*Task*.
Determine how many lines of the material hold the string "color" and reply with only that number.
** begin Materials provided **
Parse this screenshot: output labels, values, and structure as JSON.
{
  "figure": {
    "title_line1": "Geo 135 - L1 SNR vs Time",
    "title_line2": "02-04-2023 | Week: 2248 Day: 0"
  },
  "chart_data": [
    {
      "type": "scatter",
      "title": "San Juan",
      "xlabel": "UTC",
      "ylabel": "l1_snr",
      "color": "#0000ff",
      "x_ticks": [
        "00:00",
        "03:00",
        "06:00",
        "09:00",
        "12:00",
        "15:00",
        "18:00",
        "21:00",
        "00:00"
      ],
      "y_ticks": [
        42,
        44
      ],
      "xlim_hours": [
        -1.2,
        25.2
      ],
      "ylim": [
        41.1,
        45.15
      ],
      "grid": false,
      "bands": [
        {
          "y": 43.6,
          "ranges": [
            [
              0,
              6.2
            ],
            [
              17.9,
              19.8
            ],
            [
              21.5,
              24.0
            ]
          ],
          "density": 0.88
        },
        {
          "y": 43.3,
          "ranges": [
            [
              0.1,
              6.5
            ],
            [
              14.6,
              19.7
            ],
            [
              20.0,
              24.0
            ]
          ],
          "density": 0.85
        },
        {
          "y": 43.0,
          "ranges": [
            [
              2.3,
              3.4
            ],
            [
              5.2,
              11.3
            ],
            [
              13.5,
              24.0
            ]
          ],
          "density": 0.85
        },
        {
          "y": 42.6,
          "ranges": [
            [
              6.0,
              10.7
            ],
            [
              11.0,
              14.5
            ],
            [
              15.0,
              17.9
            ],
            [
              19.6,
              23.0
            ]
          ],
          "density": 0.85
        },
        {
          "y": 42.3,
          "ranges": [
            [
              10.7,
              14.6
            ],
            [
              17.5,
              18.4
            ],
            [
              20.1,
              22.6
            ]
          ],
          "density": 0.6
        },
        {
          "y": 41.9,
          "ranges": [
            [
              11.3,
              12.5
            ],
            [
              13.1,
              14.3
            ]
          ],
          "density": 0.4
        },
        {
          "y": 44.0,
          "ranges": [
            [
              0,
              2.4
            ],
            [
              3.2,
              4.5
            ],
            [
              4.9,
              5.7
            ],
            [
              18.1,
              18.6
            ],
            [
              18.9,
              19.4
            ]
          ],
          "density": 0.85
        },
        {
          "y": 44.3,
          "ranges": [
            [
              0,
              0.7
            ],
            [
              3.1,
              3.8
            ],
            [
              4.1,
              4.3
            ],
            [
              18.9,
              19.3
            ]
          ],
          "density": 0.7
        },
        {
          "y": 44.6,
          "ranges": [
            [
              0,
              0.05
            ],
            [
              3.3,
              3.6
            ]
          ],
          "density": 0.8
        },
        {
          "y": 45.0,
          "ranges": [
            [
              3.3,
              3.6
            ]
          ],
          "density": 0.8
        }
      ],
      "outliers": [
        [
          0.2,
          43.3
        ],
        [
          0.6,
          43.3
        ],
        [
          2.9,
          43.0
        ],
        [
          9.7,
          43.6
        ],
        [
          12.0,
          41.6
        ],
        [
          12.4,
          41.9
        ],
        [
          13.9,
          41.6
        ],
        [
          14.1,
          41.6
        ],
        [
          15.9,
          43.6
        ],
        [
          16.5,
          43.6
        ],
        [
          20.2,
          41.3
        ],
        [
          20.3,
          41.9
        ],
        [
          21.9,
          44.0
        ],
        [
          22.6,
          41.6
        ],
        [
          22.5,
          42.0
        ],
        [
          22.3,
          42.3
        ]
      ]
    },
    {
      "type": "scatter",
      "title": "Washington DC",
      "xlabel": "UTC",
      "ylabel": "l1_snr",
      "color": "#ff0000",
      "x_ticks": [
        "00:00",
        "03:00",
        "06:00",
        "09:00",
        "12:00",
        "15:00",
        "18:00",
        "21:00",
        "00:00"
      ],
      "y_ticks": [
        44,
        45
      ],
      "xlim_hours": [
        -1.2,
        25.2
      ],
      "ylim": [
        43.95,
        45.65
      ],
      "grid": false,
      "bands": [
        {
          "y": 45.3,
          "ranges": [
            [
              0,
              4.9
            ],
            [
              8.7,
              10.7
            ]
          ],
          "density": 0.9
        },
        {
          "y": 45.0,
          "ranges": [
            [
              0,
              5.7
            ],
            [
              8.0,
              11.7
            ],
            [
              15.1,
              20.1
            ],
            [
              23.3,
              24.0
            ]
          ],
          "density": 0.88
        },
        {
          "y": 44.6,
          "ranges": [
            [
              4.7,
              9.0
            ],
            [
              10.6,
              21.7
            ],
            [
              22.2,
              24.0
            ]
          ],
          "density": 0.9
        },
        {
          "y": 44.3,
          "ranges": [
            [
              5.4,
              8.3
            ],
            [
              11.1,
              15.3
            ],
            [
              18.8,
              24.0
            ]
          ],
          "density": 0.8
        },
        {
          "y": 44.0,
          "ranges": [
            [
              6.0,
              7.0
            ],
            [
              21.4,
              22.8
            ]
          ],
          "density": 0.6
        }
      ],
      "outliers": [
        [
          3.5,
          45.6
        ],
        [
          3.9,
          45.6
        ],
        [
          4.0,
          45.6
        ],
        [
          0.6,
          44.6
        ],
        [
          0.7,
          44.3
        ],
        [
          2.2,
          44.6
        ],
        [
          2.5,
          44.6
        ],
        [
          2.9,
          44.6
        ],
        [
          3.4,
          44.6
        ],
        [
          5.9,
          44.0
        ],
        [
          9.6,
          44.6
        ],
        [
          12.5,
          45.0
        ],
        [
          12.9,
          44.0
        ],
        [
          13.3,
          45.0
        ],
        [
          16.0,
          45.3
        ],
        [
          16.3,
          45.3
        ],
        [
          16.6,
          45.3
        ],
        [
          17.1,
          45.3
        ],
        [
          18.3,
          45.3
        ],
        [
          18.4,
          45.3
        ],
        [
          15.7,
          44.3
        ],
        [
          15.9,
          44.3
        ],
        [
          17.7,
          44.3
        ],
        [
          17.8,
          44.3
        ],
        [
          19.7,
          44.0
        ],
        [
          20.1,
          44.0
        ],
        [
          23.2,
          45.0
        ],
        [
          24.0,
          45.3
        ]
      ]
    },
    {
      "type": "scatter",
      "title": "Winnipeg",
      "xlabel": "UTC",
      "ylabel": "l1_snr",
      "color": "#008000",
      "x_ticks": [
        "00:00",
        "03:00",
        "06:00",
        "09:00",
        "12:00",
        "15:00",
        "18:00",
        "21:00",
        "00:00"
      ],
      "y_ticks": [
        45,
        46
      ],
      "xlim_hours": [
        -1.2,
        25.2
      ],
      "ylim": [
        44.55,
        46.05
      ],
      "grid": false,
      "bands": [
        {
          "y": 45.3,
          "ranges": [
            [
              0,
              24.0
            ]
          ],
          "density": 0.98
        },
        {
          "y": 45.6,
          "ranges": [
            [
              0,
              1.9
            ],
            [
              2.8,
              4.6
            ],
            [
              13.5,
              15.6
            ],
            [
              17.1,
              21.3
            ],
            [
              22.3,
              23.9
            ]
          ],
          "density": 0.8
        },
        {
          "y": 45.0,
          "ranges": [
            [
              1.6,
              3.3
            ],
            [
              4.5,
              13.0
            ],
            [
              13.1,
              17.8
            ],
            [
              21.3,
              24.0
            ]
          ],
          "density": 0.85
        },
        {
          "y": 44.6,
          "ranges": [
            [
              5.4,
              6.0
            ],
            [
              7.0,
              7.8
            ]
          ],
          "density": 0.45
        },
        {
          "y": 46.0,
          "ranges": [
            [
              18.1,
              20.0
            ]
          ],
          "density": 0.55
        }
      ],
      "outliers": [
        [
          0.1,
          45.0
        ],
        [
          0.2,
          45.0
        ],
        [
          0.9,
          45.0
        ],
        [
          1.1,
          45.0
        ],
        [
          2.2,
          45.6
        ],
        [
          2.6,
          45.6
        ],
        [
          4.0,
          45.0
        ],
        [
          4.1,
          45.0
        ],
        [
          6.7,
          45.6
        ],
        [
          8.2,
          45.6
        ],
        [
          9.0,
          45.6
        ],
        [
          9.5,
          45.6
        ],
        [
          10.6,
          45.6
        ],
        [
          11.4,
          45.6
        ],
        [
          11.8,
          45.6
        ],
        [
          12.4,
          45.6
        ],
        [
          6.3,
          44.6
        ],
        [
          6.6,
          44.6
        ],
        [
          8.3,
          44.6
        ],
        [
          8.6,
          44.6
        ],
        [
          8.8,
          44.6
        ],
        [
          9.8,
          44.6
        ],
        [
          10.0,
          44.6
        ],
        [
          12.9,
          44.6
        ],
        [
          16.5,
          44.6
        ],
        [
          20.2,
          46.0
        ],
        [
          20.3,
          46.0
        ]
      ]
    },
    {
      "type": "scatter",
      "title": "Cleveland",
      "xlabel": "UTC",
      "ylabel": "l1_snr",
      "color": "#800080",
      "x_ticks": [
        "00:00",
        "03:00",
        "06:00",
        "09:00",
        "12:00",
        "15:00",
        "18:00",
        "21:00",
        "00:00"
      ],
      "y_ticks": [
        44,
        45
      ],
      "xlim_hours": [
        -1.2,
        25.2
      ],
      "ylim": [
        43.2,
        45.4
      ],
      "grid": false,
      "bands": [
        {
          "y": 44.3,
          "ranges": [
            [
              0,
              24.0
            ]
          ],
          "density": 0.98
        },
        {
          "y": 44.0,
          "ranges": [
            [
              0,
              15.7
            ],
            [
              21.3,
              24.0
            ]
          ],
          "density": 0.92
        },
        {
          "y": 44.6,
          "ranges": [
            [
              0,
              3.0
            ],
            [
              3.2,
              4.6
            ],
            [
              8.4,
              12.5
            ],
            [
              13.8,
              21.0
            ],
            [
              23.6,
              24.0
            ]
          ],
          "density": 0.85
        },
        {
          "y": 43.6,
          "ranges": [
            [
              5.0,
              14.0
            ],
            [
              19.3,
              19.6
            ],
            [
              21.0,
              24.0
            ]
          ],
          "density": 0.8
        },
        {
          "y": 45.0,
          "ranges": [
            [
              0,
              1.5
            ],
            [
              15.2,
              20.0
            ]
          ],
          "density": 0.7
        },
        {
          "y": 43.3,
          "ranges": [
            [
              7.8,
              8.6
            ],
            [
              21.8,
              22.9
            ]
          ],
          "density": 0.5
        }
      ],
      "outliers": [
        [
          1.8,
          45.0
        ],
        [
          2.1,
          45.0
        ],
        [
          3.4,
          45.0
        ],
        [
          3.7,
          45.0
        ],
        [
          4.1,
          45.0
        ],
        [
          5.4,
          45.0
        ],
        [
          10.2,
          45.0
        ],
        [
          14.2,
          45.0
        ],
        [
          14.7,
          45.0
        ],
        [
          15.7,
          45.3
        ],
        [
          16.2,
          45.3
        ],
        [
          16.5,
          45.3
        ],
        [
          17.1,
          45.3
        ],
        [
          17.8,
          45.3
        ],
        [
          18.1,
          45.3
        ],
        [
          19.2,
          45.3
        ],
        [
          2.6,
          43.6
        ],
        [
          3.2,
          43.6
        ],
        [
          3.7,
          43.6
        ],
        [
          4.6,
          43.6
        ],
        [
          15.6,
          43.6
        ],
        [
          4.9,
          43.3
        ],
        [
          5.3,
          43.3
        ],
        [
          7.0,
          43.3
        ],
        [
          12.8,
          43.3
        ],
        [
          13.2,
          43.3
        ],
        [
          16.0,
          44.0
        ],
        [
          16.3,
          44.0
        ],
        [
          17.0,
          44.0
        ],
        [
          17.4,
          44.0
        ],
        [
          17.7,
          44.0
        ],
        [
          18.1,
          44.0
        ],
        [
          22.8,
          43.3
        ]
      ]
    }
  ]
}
** end Materials provided **
*Complete output*.
4